■ Selected extract

# # #

Jenn Vs. the Giant Hogweed

Not long ago, the backyard was a peaceful English garden filled with roses, hydrangeas and a restrained modicum of plaster fat winged babies...

Then I blinked and somehow it turned into The Lost World.

I'm not precisely sure how it happened, but boy, it happened BIG. Vegetation had sprung up with stalks the diameter of soup cans. Vines like firehoses battled innocent rhododendrons. And Tarzan went swinging by with a yodel and a cheery wave.

"Yeah, hey, how's it hangin', jungle dude?"

So Sunday, I put on my pith helmet, loaded the boar rifle, grabbed a scythe and ventured out into the Back Four. It was better to have-at this before the neighbors started complaining. I mean, Tarzan's yells alone were likely keeping them up at night...

That man really projects.

Plants that looked like giant mutant strawberries-- only without, you know, the benefit of fruit-- had formed a united front in one area daring me to take them on.

# # #

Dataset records

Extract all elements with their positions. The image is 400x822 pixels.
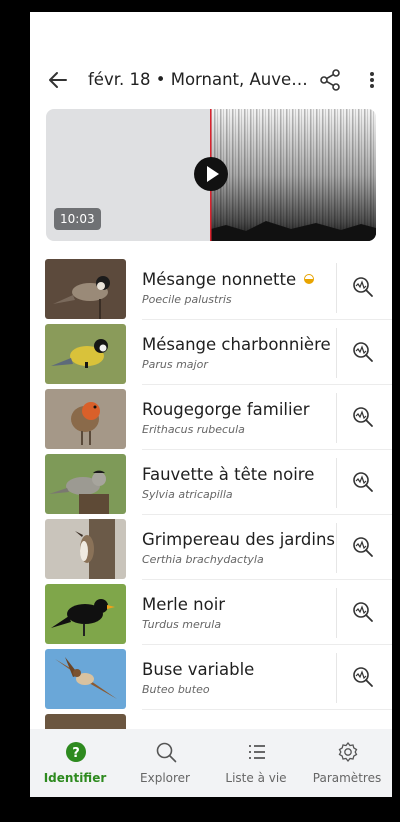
list-item[interactable]: Grimpereau des jardins Certhia brachydac… — [30, 515, 392, 580]
bird-photo — [45, 519, 126, 579]
list-item[interactable]: Buse variable Buteo buteo — [30, 645, 392, 710]
species-latin: Turdus merula — [142, 618, 222, 631]
tab-label: Identifier — [43, 771, 107, 785]
species-name: Rougegorge familier — [142, 400, 310, 419]
list-item[interactable]: Merle noir Turdus merula — [30, 580, 392, 645]
search-icon — [156, 742, 177, 763]
species-name: Buse variable — [142, 660, 255, 679]
species-latin: Parus major — [142, 358, 208, 371]
species-name: Fauvette à tête noire — [142, 465, 315, 484]
bird-photo — [45, 259, 126, 319]
app-screen: févr. 18 • Mornant, Auvergne-Rhône-Alpes — [30, 12, 392, 797]
tab-liste-a-vie[interactable]: Liste à vie — [211, 729, 301, 797]
analyze-search-icon[interactable] — [351, 665, 375, 689]
play-icon[interactable] — [194, 157, 228, 191]
tab-explorer[interactable]: Explorer — [120, 729, 210, 797]
duration-badge: 10:03 — [54, 208, 101, 230]
bird-photo — [45, 649, 126, 709]
bird-photo — [45, 389, 126, 449]
spectrogram-player[interactable]: 10:03 — [46, 109, 376, 241]
half-circle-icon — [304, 274, 315, 284]
bird-photo — [45, 584, 126, 644]
species-latin: Erithacus rubecula — [142, 423, 245, 436]
bird-photo — [45, 324, 126, 384]
analyze-search-icon[interactable] — [351, 535, 375, 559]
analyze-search-icon[interactable] — [351, 405, 375, 429]
analyze-search-icon[interactable] — [351, 470, 375, 494]
species-name: Grimpereau des jardins — [142, 530, 336, 549]
list-item[interactable]: Mésange nonnette Poecile palustris — [30, 255, 392, 320]
bird-photo — [45, 454, 126, 514]
list-item[interactable]: Fauvette à tête noire Sylvia atricapilla — [30, 450, 392, 515]
arrow-left-icon[interactable] — [44, 66, 72, 94]
analyze-search-icon[interactable] — [351, 275, 375, 299]
tab-label: Paramètres — [312, 771, 382, 785]
divider — [336, 523, 337, 573]
species-latin: Poecile palustris — [142, 293, 232, 306]
analyze-search-icon[interactable] — [351, 340, 375, 364]
help-circle-icon: ? — [66, 742, 86, 762]
top-bar: févr. 18 • Mornant, Auvergne-Rhône-Alpes — [30, 60, 392, 100]
svg-text:?: ? — [72, 746, 80, 761]
species-name: Mésange nonnette — [142, 270, 315, 289]
tab-identifier[interactable]: ? Identifier — [30, 729, 120, 797]
gear-icon — [338, 741, 358, 763]
tab-label: Explorer — [140, 771, 190, 785]
divider — [336, 588, 337, 638]
divider — [336, 458, 337, 508]
divider — [336, 328, 337, 378]
divider — [336, 393, 337, 443]
page-title: févr. 18 • Mornant, Auvergne-Rhône-Alpes — [88, 70, 308, 89]
share-icon[interactable] — [316, 66, 344, 94]
species-latin: Sylvia atricapilla — [142, 488, 233, 501]
list-item[interactable]: Rougegorge familier Erithacus rubecula — [30, 385, 392, 450]
species-name: Merle noir — [142, 595, 226, 614]
species-name: Mésange charbonnière — [142, 335, 331, 354]
divider — [336, 263, 337, 313]
divider — [336, 653, 337, 703]
species-latin: Buteo buteo — [142, 683, 210, 696]
analyze-search-icon[interactable] — [351, 600, 375, 624]
tab-parametres[interactable]: Paramètres — [302, 729, 392, 797]
list-icon — [249, 745, 265, 759]
list-item[interactable]: Mésange charbonnière Parus major — [30, 320, 392, 385]
more-vertical-icon[interactable] — [362, 66, 382, 94]
bottom-navigation: ? Identifier Explorer Liste à vie Paramè… — [30, 729, 392, 797]
tab-label: Liste à vie — [225, 771, 287, 785]
species-latin: Certhia brachydactyla — [142, 553, 264, 566]
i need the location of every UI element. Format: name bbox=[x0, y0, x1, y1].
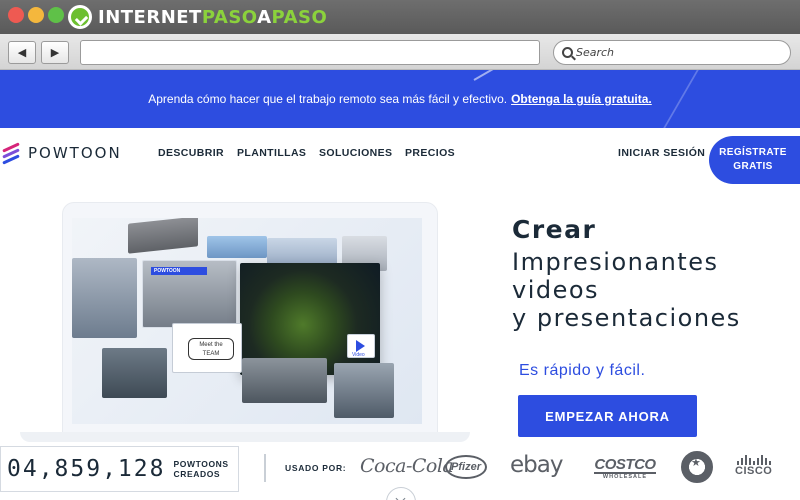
back-button[interactable]: ◀ bbox=[8, 41, 36, 64]
collage-photo bbox=[207, 236, 267, 258]
nav-link-soluciones[interactable]: SOLUCIONES bbox=[319, 147, 392, 159]
cisco-bars-icon bbox=[735, 455, 772, 465]
search-placeholder: Search bbox=[576, 46, 615, 59]
banner-decoration bbox=[473, 70, 527, 81]
meet-the-team-sign: Meet the TEAM bbox=[188, 338, 234, 360]
powtoons-counter: 04,859,128 POWTOONS CREADOS bbox=[0, 446, 239, 492]
window-titlebar: INTERNETPASOAPASO bbox=[0, 0, 800, 34]
forward-button[interactable]: ▶ bbox=[41, 41, 69, 64]
pfizer-logo: Pfizer bbox=[445, 455, 487, 479]
collage-meet-card: Meet the TEAM bbox=[172, 323, 242, 373]
play-icon bbox=[356, 340, 365, 352]
watermark-text: INTERNETPASOAPASO bbox=[98, 6, 328, 28]
hero-subtitle: Es rápido y fácil. bbox=[519, 362, 646, 379]
collage-photo bbox=[334, 363, 394, 418]
back-arrow-icon: ◀ bbox=[17, 47, 27, 59]
banner-guide-link[interactable]: Obtenga la guía gratuita. bbox=[511, 92, 652, 106]
minimize-window-button[interactable] bbox=[28, 7, 44, 23]
costco-logo: COSTCO WHOLESALE bbox=[594, 456, 656, 480]
powtoon-logo[interactable]: POWTOON bbox=[2, 142, 122, 165]
signup-label-line2: GRATIS bbox=[733, 161, 773, 172]
video-badge-label: Video bbox=[352, 352, 365, 358]
nav-link-plantillas[interactable]: PLANTILLAS bbox=[237, 147, 306, 159]
maximize-window-button[interactable] bbox=[48, 7, 64, 23]
starbucks-logo bbox=[681, 451, 713, 483]
site-navigation: POWTOON DESCUBRIR PLANTILLAS SOLUCIONES … bbox=[0, 128, 800, 178]
promo-banner: Aprenda cómo hacer que el trabajo remoto… bbox=[0, 70, 800, 128]
check-circle-icon bbox=[68, 5, 92, 29]
laptop-screen-collage: POWTOON Meet the TEAM Video bbox=[72, 218, 422, 424]
powtoon-mark-icon bbox=[2, 142, 22, 165]
hero-line-1: Impresionantes bbox=[512, 248, 719, 276]
collage-video-card: POWTOON bbox=[142, 260, 237, 328]
hero-line-3: y presentaciones bbox=[512, 304, 741, 332]
cisco-logo: CISCO bbox=[735, 455, 772, 477]
counter-label: POWTOONS CREADOS bbox=[173, 459, 229, 479]
hero-title: Crear bbox=[512, 215, 597, 244]
banner-decoration bbox=[663, 70, 800, 128]
divider bbox=[264, 454, 266, 482]
signup-button[interactable]: REGÍSTRATE GRATIS bbox=[709, 136, 800, 184]
banner-text: Aprenda cómo hacer que el trabajo remoto… bbox=[148, 92, 508, 106]
scroll-down-button[interactable] bbox=[386, 487, 416, 500]
search-icon bbox=[562, 47, 573, 58]
nav-link-precios[interactable]: PRECIOS bbox=[405, 147, 455, 159]
login-link[interactable]: INICIAR SESIÓN bbox=[618, 147, 705, 159]
used-by-label: USADO POR: bbox=[285, 463, 347, 473]
signup-label-line1: REGÍSTRATE bbox=[719, 147, 787, 158]
browser-toolbar: ◀ ▶ Search bbox=[0, 34, 800, 70]
collage-photo bbox=[72, 258, 137, 338]
hero-line-2: videos bbox=[512, 276, 600, 304]
search-input[interactable]: Search bbox=[553, 40, 791, 65]
watermark-logo: INTERNETPASOAPASO bbox=[68, 4, 327, 30]
forward-arrow-icon: ▶ bbox=[50, 47, 60, 59]
start-now-button[interactable]: EMPEZAR AHORA bbox=[518, 395, 697, 437]
address-bar[interactable] bbox=[80, 40, 540, 65]
counter-value: 04,859,128 bbox=[7, 456, 166, 482]
nav-link-descubrir[interactable]: DESCUBRIR bbox=[158, 147, 224, 159]
powtoon-wordmark: POWTOON bbox=[28, 144, 122, 162]
collage-photo bbox=[242, 358, 327, 403]
collage-photo bbox=[102, 348, 167, 398]
close-window-button[interactable] bbox=[8, 7, 24, 23]
collage-photo bbox=[128, 218, 198, 254]
collage-video-badge: Video bbox=[347, 334, 375, 358]
coca-cola-logo: Coca-Cola bbox=[360, 455, 454, 477]
laptop-base bbox=[20, 432, 470, 442]
ebay-logo: ebay bbox=[510, 452, 563, 478]
collage-video-tag: POWTOON bbox=[151, 267, 207, 275]
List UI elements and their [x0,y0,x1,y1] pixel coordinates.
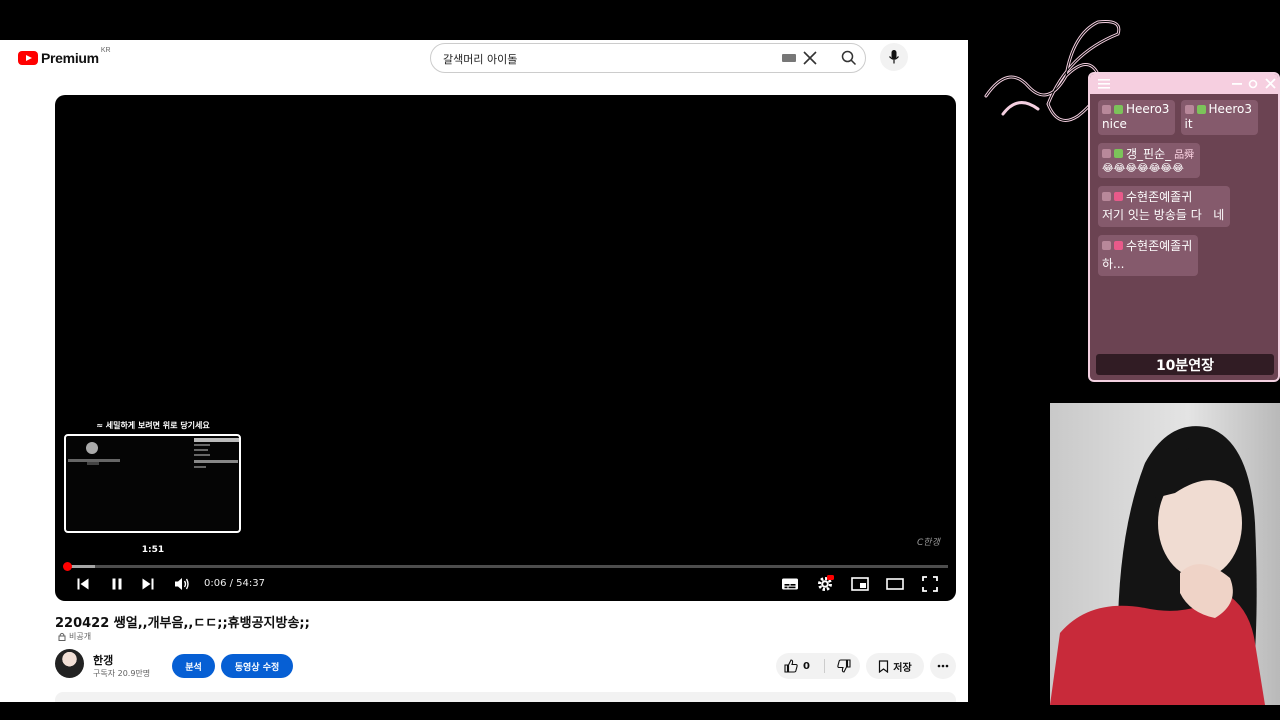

# # #

■ To-do list
1/ In the account of the overgrown backyard, how wide were the stalks of the vegetation that had sprung up?
2/ From the account of the overgrown backyard, list the three things the narrator put on, loaded, or grabbed before venturing out on Sunday.
3/ Continue the account of the overgrown backyard from its last sentence, about the plants resembling giant mutant strawberries.

■ Answers for the tasks
1/ They had the diameter of soup cans.

2/
- Pith helmet
- Boar rifle
- Scythe

3/
In another area, towering prickly stalks had managed to nestle their way in between my true plants, in a sly effort at self-preservation. Once settled, they'd apparently spent time bullying the yard cherubs, punting one fat plaster God of Love to the side in a firm statement on lawn art.

To some it may have been fair dealings. To me, well, this meant war.

Down came the killer vines! Out went the mutant strawberries! "Timmmmmmm-berrrrr!!!" went the Giant Hogweed.

"Save the Rainforest" activists had lined up to protest, but after I showed them a map and assured them that we were actually in Western Pennsylvania and not along a tributary of the Amazon, they hung their heads in disappointment and shuffled along home.

After an hour or so, Tarzan was standing alongside me, blinking confusedly.

"Me just wondering... where vines go?" he queried.

"I'm afraid you're going to have to relcocate, pal," I told him. "You, the chimps and that lion of yours. You made a wrong turn somewhere."

The king of the jungle shook his head sadly. "Me totally bummed."

"Yeah, sorry," I said with a sympathetic shrug, and a pat of his muscular arm.

So this morning I put to the curb, in Hefty bags, Pennsylvania's first tropical rainforest. I mean, I know the chimps were pretty ticked off, but the lion is currently curled up on my front porch in the sun, tail flicking, paw curling contentedly.

I just hope he finds a new place to sun himself by the time the mailman comes. I'm expecting some stuff today.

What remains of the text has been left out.